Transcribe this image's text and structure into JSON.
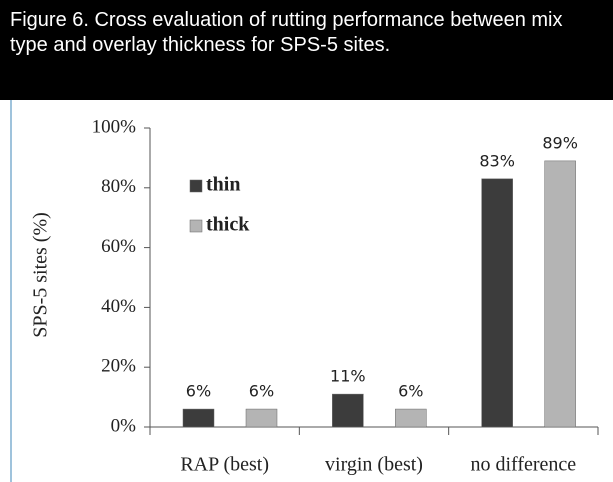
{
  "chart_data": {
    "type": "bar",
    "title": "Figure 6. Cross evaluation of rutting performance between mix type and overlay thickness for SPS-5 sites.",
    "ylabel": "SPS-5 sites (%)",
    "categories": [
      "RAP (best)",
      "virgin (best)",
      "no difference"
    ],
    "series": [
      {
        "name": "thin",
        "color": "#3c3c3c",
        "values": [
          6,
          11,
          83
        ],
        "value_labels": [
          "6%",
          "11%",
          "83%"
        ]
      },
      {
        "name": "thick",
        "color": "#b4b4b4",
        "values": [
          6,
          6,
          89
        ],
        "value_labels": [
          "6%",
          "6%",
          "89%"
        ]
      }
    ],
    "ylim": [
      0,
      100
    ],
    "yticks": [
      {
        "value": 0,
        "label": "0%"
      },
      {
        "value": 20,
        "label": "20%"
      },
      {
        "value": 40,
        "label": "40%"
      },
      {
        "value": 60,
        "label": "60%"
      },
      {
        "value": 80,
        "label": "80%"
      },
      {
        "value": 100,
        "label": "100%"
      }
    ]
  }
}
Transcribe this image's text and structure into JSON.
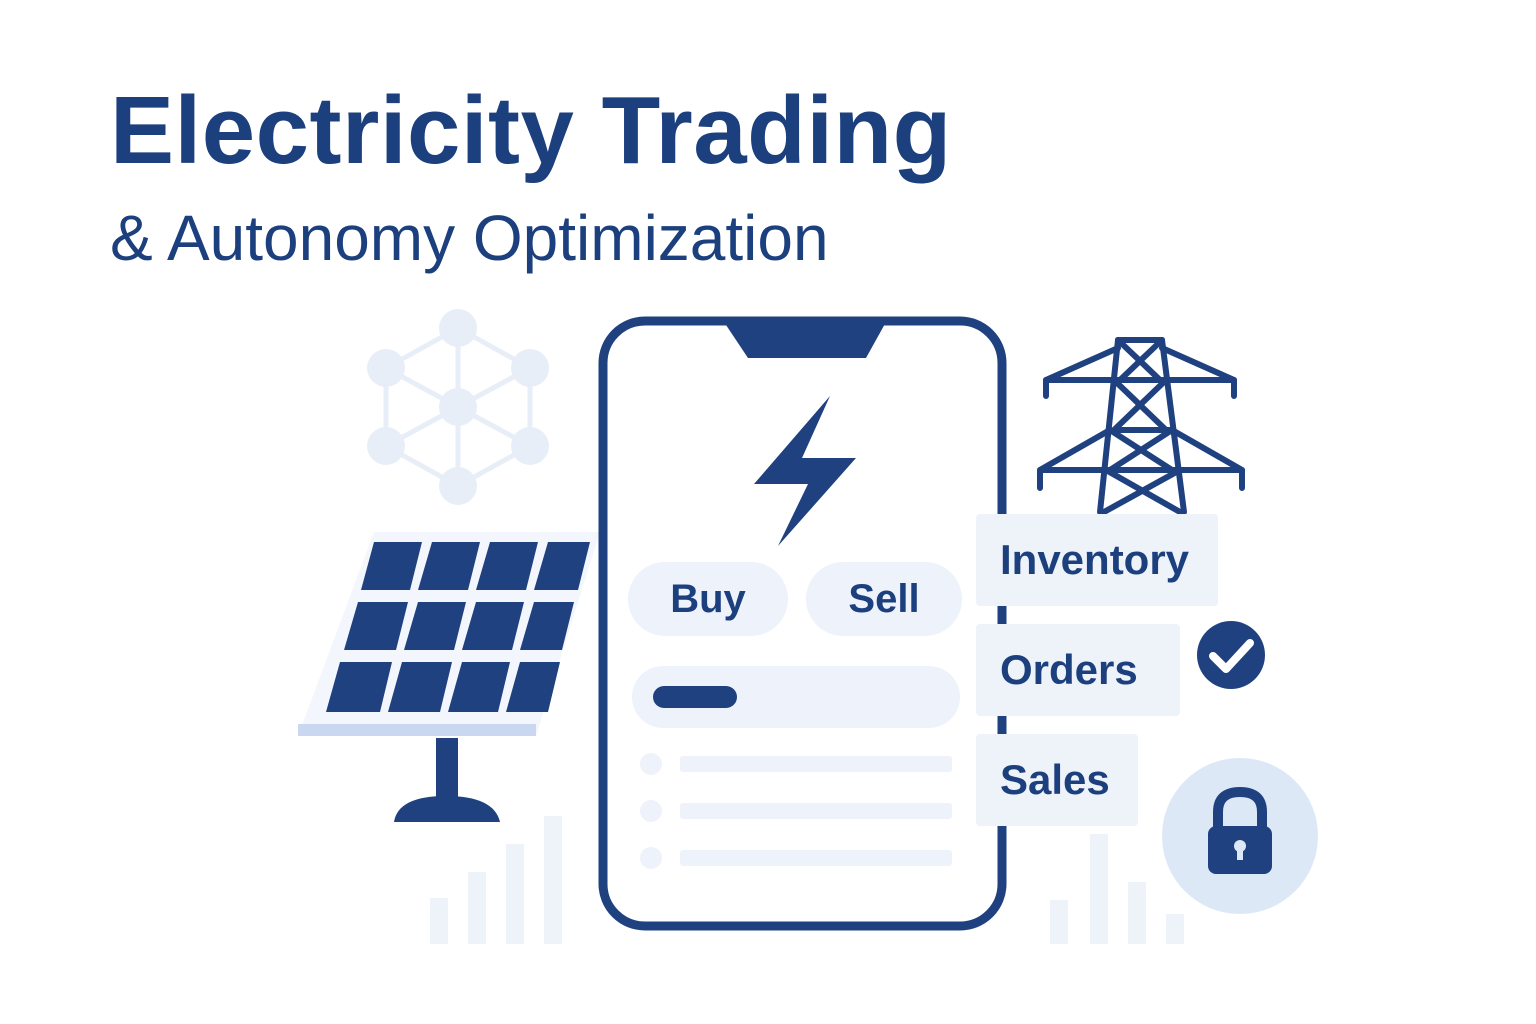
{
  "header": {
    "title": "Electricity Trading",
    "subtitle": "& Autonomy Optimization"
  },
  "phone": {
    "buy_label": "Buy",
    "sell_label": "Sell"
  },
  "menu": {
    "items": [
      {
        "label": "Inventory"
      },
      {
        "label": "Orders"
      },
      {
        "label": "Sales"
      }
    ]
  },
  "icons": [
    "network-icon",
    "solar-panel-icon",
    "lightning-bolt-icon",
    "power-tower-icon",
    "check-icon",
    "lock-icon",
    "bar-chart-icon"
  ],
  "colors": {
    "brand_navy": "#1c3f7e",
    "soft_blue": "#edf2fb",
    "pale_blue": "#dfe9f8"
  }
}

==

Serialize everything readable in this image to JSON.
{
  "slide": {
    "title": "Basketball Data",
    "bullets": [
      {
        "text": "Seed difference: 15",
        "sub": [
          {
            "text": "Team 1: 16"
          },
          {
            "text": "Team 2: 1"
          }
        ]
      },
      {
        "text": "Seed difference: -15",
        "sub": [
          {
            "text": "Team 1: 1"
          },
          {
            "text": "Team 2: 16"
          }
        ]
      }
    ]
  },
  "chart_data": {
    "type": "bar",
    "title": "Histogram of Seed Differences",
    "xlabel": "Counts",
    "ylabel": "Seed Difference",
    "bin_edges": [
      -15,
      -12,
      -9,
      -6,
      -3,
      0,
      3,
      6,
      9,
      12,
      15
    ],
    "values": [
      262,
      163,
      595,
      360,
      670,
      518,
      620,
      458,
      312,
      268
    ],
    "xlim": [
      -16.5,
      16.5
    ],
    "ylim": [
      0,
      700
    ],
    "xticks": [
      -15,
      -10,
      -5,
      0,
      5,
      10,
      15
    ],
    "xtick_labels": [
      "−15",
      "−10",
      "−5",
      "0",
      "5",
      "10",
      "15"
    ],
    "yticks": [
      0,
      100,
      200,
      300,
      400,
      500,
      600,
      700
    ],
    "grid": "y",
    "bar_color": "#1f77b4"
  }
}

---

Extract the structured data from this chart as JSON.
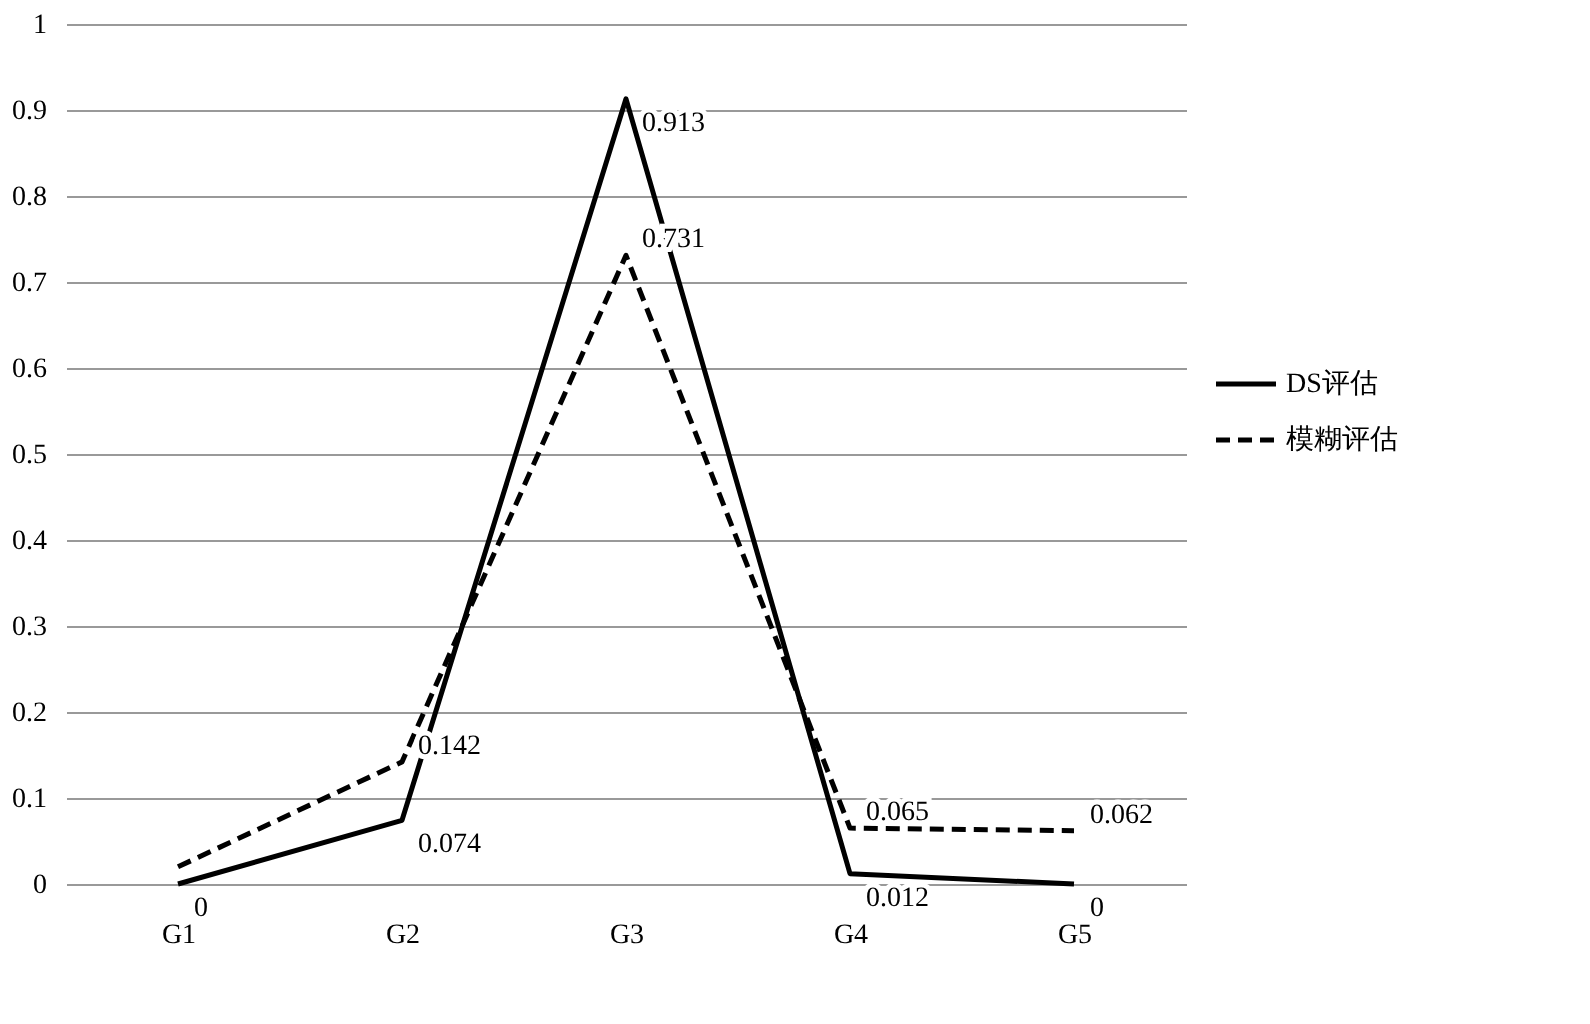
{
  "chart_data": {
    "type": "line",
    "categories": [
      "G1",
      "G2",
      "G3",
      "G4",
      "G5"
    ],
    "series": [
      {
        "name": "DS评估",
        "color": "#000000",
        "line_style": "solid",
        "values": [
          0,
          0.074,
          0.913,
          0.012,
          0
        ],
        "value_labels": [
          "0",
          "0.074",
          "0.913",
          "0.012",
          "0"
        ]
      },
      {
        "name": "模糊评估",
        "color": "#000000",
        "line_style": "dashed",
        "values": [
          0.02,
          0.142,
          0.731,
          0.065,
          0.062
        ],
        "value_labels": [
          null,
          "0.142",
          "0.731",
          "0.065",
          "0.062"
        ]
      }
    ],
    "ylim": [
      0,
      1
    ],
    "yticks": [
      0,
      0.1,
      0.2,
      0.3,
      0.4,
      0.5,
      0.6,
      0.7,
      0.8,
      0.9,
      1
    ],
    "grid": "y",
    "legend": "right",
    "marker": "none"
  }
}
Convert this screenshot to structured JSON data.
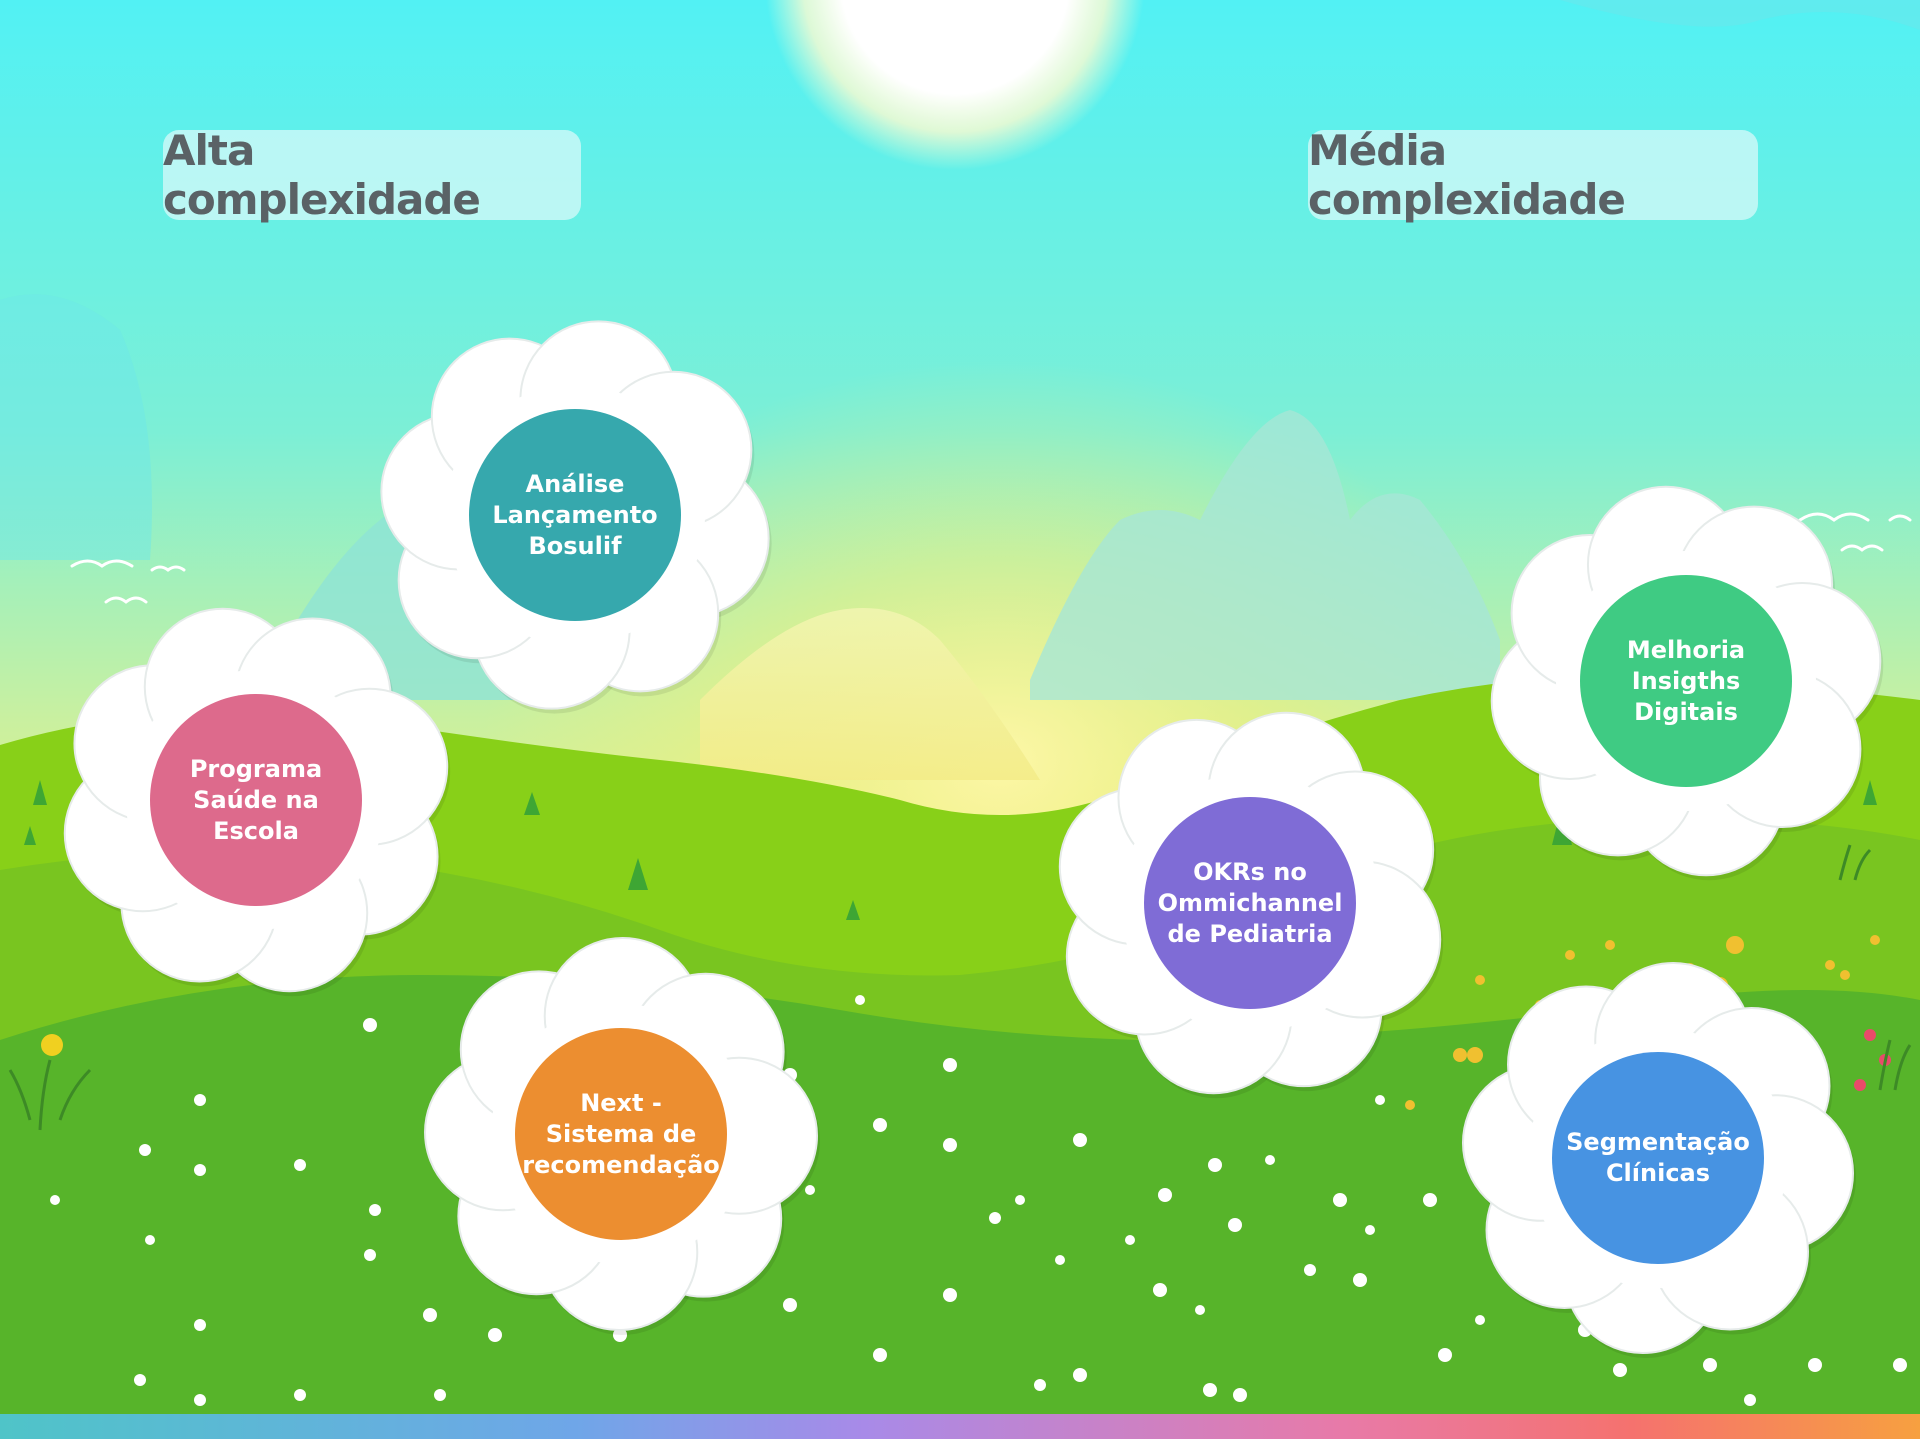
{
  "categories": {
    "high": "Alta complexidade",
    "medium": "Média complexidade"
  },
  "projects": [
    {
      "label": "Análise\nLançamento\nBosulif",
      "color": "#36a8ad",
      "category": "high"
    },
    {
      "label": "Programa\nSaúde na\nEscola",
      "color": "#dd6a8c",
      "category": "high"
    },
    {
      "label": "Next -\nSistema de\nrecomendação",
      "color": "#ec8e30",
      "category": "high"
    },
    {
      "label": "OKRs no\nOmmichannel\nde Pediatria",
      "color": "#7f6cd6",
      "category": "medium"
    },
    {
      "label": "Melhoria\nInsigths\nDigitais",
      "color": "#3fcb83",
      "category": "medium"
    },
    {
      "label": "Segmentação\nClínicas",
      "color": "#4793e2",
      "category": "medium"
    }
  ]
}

◆ WORK TO BE COMPLETED ◆
Collect each line containing the string "sites".

◆ RESULT FOR THIS TASK ◆
    "title": "Figure 6. Cross evaluation of rutting performance between mix type and overlay thickness for SPS-5 sites.",
    "ylabel": "SPS-5 sites (%)",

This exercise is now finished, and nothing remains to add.